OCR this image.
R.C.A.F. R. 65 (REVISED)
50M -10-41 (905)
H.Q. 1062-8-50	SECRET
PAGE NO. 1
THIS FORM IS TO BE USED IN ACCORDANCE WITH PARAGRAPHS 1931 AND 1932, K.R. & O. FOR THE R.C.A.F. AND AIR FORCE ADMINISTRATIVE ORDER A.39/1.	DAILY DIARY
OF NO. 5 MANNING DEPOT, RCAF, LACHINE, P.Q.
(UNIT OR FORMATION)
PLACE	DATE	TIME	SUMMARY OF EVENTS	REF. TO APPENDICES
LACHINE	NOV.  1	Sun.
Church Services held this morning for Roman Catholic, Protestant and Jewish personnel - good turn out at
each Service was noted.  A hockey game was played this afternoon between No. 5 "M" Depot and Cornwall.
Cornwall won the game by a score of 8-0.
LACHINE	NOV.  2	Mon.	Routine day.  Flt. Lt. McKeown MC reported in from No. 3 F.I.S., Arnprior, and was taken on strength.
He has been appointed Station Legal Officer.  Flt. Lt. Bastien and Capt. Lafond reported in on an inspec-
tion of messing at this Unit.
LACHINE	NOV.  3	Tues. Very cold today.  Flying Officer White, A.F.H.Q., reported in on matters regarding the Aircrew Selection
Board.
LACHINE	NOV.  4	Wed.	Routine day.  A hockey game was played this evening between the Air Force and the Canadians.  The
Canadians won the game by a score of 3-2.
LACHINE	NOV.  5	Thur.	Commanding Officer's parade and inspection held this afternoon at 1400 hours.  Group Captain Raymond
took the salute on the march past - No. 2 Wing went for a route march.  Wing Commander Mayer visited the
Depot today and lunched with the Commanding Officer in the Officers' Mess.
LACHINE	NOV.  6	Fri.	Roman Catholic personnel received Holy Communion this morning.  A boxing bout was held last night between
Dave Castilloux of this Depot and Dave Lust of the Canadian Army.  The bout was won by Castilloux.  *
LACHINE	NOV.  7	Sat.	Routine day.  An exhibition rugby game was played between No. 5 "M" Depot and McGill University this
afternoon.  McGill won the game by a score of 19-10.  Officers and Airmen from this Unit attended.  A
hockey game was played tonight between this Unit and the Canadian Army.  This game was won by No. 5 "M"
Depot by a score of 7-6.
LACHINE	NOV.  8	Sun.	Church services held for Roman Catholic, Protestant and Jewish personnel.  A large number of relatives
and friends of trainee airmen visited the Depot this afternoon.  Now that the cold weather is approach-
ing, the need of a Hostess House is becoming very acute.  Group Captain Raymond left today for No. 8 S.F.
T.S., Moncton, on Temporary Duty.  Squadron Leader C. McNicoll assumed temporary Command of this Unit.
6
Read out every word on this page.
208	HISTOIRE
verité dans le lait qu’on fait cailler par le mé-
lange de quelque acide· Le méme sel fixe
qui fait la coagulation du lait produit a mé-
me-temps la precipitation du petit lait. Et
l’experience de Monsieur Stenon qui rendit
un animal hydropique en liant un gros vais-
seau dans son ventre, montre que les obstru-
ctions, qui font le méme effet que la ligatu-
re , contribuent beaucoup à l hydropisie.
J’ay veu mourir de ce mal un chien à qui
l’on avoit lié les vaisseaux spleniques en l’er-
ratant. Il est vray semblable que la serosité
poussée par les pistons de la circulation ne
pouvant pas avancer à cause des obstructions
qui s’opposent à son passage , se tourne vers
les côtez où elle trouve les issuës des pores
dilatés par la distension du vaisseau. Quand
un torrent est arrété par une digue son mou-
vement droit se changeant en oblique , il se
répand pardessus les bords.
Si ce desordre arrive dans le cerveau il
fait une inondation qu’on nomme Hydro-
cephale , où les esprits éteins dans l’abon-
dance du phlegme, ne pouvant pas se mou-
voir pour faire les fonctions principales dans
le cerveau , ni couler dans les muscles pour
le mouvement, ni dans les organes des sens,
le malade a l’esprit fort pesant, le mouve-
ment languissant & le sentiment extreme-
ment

◆ **What you need to do**:
From the listing above, report the number of lines containing the string "Protestant", without any accompanying remarks.

◆ **Worked solution**:
2